= PROBLEM =
Give back every entry, copied exactly.

= DATA LISTING =
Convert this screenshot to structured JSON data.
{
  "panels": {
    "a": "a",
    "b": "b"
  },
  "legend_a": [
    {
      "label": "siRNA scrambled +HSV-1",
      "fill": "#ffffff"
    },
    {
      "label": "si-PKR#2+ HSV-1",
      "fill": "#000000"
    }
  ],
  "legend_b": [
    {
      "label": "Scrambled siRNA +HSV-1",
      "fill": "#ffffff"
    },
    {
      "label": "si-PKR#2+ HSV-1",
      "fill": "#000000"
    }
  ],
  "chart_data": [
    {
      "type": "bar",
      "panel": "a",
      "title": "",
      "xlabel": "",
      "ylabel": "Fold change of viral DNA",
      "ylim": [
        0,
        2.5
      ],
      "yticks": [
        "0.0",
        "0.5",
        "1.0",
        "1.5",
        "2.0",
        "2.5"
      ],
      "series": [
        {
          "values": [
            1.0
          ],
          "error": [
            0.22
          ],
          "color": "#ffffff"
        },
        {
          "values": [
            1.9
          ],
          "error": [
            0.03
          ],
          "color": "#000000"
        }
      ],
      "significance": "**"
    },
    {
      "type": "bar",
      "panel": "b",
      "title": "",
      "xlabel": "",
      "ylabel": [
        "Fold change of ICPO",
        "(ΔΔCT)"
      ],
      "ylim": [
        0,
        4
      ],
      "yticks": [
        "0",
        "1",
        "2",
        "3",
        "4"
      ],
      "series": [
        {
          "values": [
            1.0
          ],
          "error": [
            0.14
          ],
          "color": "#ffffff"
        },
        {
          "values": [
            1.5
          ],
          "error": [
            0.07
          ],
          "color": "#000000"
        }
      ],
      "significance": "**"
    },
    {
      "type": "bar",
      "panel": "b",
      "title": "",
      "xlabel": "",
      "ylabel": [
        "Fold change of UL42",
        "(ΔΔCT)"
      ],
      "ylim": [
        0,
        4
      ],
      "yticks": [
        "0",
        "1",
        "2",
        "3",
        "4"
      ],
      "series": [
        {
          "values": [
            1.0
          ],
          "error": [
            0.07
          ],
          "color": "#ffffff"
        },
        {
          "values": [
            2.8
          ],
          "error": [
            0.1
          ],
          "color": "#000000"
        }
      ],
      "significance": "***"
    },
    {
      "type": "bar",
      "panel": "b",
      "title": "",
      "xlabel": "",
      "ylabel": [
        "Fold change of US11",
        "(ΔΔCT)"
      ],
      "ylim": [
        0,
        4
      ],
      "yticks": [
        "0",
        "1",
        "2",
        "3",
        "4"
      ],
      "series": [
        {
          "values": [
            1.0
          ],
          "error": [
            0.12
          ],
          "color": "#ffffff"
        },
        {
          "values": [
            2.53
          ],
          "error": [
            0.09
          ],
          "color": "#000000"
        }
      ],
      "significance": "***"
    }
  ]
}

= WRITTEN SOLUTION =
Convert this screenshot to structured JSON data.
{
  "panels": {
    "a": "a",
    "b": "b"
  },
  "legend_a": [
    {
      "label": "siRNA scrambled +HSV-1",
      "fill": "#ffffff"
    },
    {
      "label": "si-PKR#2+ HSV-1",
      "fill": "#000000"
    }
  ],
  "legend_b": [
    {
      "label": "Scrambled siRNA +HSV-1",
      "fill": "#ffffff"
    },
    {
      "label": "si-PKR#2+ HSV-1",
      "fill": "#000000"
    }
  ],
  "chart_data": [
    {
      "type": "bar",
      "panel": "a",
      "title": "",
      "xlabel": "",
      "ylabel": "Fold change of viral DNA",
      "ylim": [
        0,
        2.5
      ],
      "yticks": [
        "0.0",
        "0.5",
        "1.0",
        "1.5",
        "2.0",
        "2.5"
      ],
      "series": [
        {
          "values": [
            1.0
          ],
          "error": [
            0.22
          ],
          "color": "#ffffff"
        },
        {
          "values": [
            1.9
          ],
          "error": [
            0.03
          ],
          "color": "#000000"
        }
      ],
      "significance": "**"
    },
    {
      "type": "bar",
      "panel": "b",
      "title": "",
      "xlabel": "",
      "ylabel": [
        "Fold change of ICPO",
        "(ΔΔCT)"
      ],
      "ylim": [
        0,
        4
      ],
      "yticks": [
        "0",
        "1",
        "2",
        "3",
        "4"
      ],
      "series": [
        {
          "values": [
            1.0
          ],
          "error": [
            0.14
          ],
          "color": "#ffffff"
        },
        {
          "values": [
            1.5
          ],
          "error": [
            0.07
          ],
          "color": "#000000"
        }
      ],
      "significance": "**"
    },
    {
      "type": "bar",
      "panel": "b",
      "title": "",
      "xlabel": "",
      "ylabel": [
        "Fold change of UL42",
        "(ΔΔCT)"
      ],
      "ylim": [
        0,
        4
      ],
      "yticks": [
        "0",
        "1",
        "2",
        "3",
        "4"
      ],
      "series": [
        {
          "values": [
            1.0
          ],
          "error": [
            0.07
          ],
          "color": "#ffffff"
        },
        {
          "values": [
            2.8
          ],
          "error": [
            0.1
          ],
          "color": "#000000"
        }
      ],
      "significance": "***"
    },
    {
      "type": "bar",
      "panel": "b",
      "title": "",
      "xlabel": "",
      "ylabel": [
        "Fold change of US11",
        "(ΔΔCT)"
      ],
      "ylim": [
        0,
        4
      ],
      "yticks": [
        "0",
        "1",
        "2",
        "3",
        "4"
      ],
      "series": [
        {
          "values": [
            1.0
          ],
          "error": [
            0.12
          ],
          "color": "#ffffff"
        },
        {
          "values": [
            2.53
          ],
          "error": [
            0.09
          ],
          "color": "#000000"
        }
      ],
      "significance": "***"
    }
  ]
}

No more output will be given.